§ **REQUIRED TASK 1**: In the IPsec implementation notes, which function compares the SA information with policy once inbound processing completes successfully?
§ **REQUIRED TASK 2**: List every cipher and digest algorithm that the IPsec implementation notes name as supported.
§ **REQUIRED TASK 3**: From the IPsec implementation notes, echo the stretch from "We introduced struct" through "to RFC2367 (PF_KEY_V2).".

§ **READING TEXT**:
──────
2. Cipher/Digest Algorithms

	Supported algorithms:
		Ciphers: DES, 3DES and AES
		Digests: MD5 and SHA1

	We use CryptoAPI as cipher/digest algorithm.
	- CryptoAPI
		http://www.kerneli.org/

3. PF_KEY v2 Implementation

	We introduced struct sockaddr_storage{} to handle both IPv4 and
	IPv6 in Security Association Database (SADB) and Security
	Policy Database (SPD).

	We conform to RFC2367 (PF_KEY_V2).
	Many other implementations have extended PF_KEY_V2 protocol to
	process IPsec Security Policy. We have implemented FreeS/WAN's
	PF_KEY extension in order to be compatible with their
	IKEv1 daemon (Pluto).

4. IPsec Implementation

	RFC 2401  Security Architecture for IP
	RFC 2402  IP Authentication Header
	RFC 2406  IP Encapsulating Security Payload

4.1 Supported Header Order

	We support [AH], [ESP], and [AH][ESP].

4.2 IPsec Mode

	Transport Mode

		IPv[46]:
		 We implemented inside IP stack.

	Tunnel Mode
		We implemented  IPsec Tunnel Mode by making use of IP
		over IP tunnel 

		IPv6:
		 We realized it by making use of HUT(mipl) IPv6 over
		 IPv6 tunnel.

		IPv4:
		 Not yet implemented.(Do we use net/ipv4/ipip.c ?)

4.3 Packet Processing

	Inbound Processing

	Our implementation parses AH and ESP in extension header
	parsing routine	(ipv6_parse_exthdrs()). The kernel
	parses AH and ESP and keeps the information of SAs which are
	used during the processing in skb->cb as struct	inet6_skb_parm{}.
	The kernel keeps the AH SA information as offset from a IPv6
	header 	(the kernel doesn't remove AH header). 
	It also keeps ESP SA information as SPI value.

	If there is something wrong in processing AH and/or ESP, the
	kernel drops the packet. When processing completes successfully,
	the kernel compares SAs information and policy in
	ipsec6_input_check(), which is called from ip6_input_finish().

	When using tunnel mode, there are a couple of differences from
	transport mode.	The AH and ESP parsing is same as transport
	mode. However, in tunnel mode the kernel uses the inner header's
	addresses as key to lookup IPsec Security Policy Database.

	Outbound Processing

	The kernel checks IPsec Security Policy Database using as a key
	the src/dst address pair. If it matches with the action applying
	IPsec, start IPsec processing (preparing AH calculation, ESP
	encryption, AH calculation).

4.4 Conformance Test

	We have tested TAHI <http://www.tahi.org/> conformance test.
	The results are fine.
──────
§ **COLLECTED MATERIAL**:
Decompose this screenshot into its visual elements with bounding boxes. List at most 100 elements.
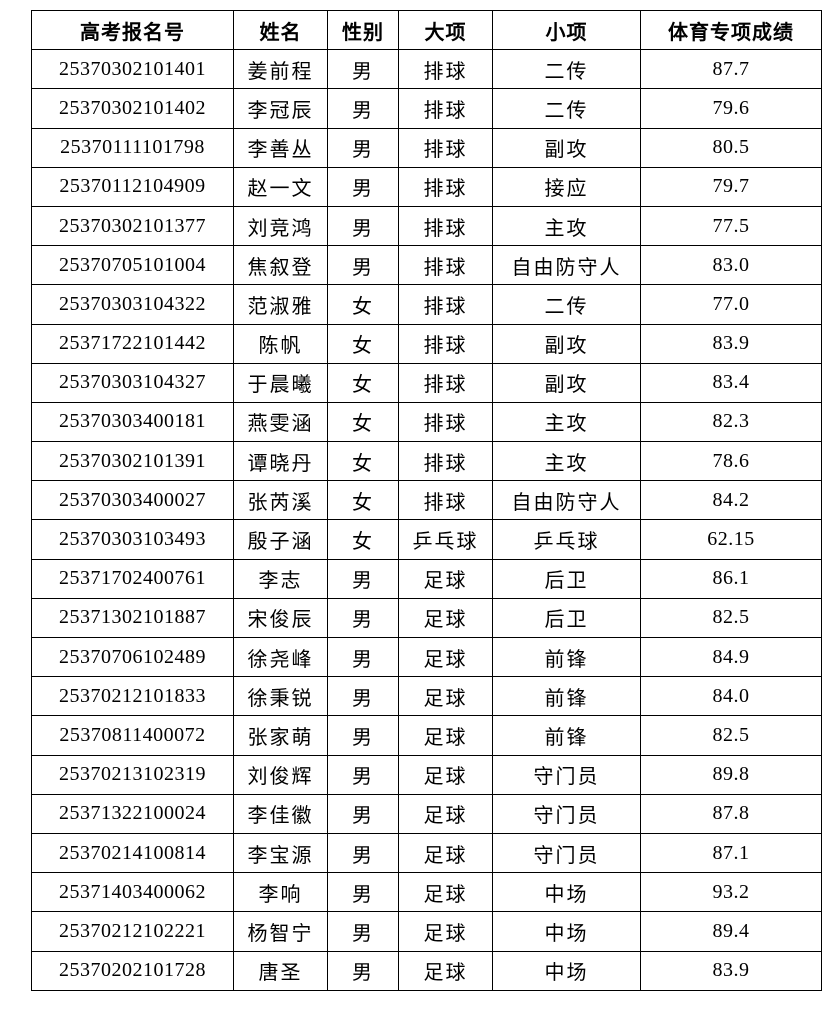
──────
§ **EXERCISE RESPONSE 1**: ipsec6_input_check()

§ **EXERCISE RESPONSE 2**: DES, 3DES, AES, MD5, SHA1

§ **EXERCISE RESPONSE 3**:
We introduced struct sockaddr_storage{} to handle both IPv4 and
	IPv6 in Security Association Database (SADB) and Security
	Policy Database (SPD).

	We conform to RFC2367 (PF_KEY_V2).